## MATERIAL TO PROCESS:
━━━━
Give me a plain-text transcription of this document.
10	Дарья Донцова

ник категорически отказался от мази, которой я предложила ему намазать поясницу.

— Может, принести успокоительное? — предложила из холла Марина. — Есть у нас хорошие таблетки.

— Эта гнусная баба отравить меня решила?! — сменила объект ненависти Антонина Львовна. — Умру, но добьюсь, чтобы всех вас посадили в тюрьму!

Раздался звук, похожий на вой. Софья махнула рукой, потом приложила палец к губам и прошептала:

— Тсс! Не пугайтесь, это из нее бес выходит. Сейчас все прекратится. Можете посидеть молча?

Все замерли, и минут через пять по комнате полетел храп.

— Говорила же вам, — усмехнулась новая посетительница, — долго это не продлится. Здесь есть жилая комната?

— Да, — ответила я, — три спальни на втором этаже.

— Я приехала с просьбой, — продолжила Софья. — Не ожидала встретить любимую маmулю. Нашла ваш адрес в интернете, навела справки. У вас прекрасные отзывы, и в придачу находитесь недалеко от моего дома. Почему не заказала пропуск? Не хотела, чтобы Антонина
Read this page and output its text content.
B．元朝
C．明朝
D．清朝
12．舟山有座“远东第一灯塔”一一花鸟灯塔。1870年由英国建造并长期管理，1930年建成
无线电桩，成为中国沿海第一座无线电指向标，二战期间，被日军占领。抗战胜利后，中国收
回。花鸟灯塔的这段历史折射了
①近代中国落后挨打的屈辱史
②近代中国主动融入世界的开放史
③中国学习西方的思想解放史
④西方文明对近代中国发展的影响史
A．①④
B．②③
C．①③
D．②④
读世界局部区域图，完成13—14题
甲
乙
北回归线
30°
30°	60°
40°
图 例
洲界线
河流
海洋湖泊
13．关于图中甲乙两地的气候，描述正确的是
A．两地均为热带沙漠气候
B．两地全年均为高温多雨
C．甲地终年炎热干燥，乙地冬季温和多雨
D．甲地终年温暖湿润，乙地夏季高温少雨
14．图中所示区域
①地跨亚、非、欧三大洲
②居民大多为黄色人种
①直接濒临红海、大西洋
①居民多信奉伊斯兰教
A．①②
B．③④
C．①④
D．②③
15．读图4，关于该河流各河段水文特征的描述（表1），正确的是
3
━━━━
## WORK TO DO:
Nothing in the data may differ; print all of it exactly as written.

## WRITTEN SOLUTION:
Give me a plain-text transcription of this document.
10	Дарья Донцова

ник категорически отказался от мази, которой я предложила ему намазать поясницу.

— Может, принести успокоительное? — предложила из холла Марина. — Есть у нас хорошие таблетки.

— Эта гнусная баба отравить меня решила?! — сменила объект ненависти Антонина Львовна. — Умру, но добьюсь, чтобы всех вас посадили в тюрьму!

Раздался звук, похожий на вой. Софья махнула рукой, потом приложила палец к губам и прошептала:

— Тсс! Не пугайтесь, это из нее бес выходит. Сейчас все прекратится. Можете посидеть молча?

Все замерли, и минут через пять по комнате полетел храп.

— Говорила же вам, — усмехнулась новая посетительница, — долго это не продлится. Здесь есть жилая комната?

— Да, — ответила я, — три спальни на втором этаже.

— Я приехала с просьбой, — продолжила Софья. — Не ожидала встретить любимую маmулю. Нашла ваш адрес в интернете, навела справки. У вас прекрасные отзывы, и в придачу находитесь недалеко от моего дома. Почему не заказала пропуск? Не хотела, чтобы Антонина
Read this page and output its text content.
B．元朝
C．明朝
D．清朝
12．舟山有座“远东第一灯塔”一一花鸟灯塔。1870年由英国建造并长期管理，1930年建成
无线电桩，成为中国沿海第一座无线电指向标，二战期间，被日军占领。抗战胜利后，中国收
回。花鸟灯塔的这段历史折射了
①近代中国落后挨打的屈辱史
②近代中国主动融入世界的开放史
③中国学习西方的思想解放史
④西方文明对近代中国发展的影响史
A．①④
B．②③
C．①③
D．②④
读世界局部区域图，完成13—14题
甲
乙
北回归线
30°
30°	60°
40°
图 例
洲界线
河流
海洋湖泊
13．关于图中甲乙两地的气候，描述正确的是
A．两地均为热带沙漠气候
B．两地全年均为高温多雨
C．甲地终年炎热干燥，乙地冬季温和多雨
D．甲地终年温暖湿润，乙地夏季高温少雨
14．图中所示区域
①地跨亚、非、欧三大洲
②居民大多为黄色人种
①直接濒临红海、大西洋
①居民多信奉伊斯兰教
A．①②
B．③④
C．①④
D．②③
15．读图4，关于该河流各河段水文特征的描述（表1），正确的是
3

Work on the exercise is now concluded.